**Extracted material:**
################
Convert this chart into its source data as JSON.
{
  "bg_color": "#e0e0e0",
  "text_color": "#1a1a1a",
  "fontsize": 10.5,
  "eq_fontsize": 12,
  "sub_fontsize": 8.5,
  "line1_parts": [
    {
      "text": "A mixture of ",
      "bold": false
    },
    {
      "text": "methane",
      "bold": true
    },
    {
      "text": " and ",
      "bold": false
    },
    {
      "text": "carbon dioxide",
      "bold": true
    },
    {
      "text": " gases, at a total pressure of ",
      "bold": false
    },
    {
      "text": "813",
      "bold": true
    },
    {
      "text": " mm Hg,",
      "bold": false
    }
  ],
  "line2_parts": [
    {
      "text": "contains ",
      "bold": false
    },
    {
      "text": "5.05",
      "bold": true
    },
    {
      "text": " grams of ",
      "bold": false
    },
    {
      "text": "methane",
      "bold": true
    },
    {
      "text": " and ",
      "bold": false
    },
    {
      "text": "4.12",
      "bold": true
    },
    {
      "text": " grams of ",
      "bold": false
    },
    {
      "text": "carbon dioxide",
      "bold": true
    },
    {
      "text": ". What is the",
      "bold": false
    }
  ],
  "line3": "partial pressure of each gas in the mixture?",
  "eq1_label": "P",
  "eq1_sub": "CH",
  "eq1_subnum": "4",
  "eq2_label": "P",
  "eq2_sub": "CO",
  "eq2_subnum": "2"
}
################
**Requirement:**
Scan the material above for the string "mixture" and report each line where you find it.

**Finished answer:**
      "text": "A mixture of ",
  "line3": "partial pressure of each gas in the mixture?",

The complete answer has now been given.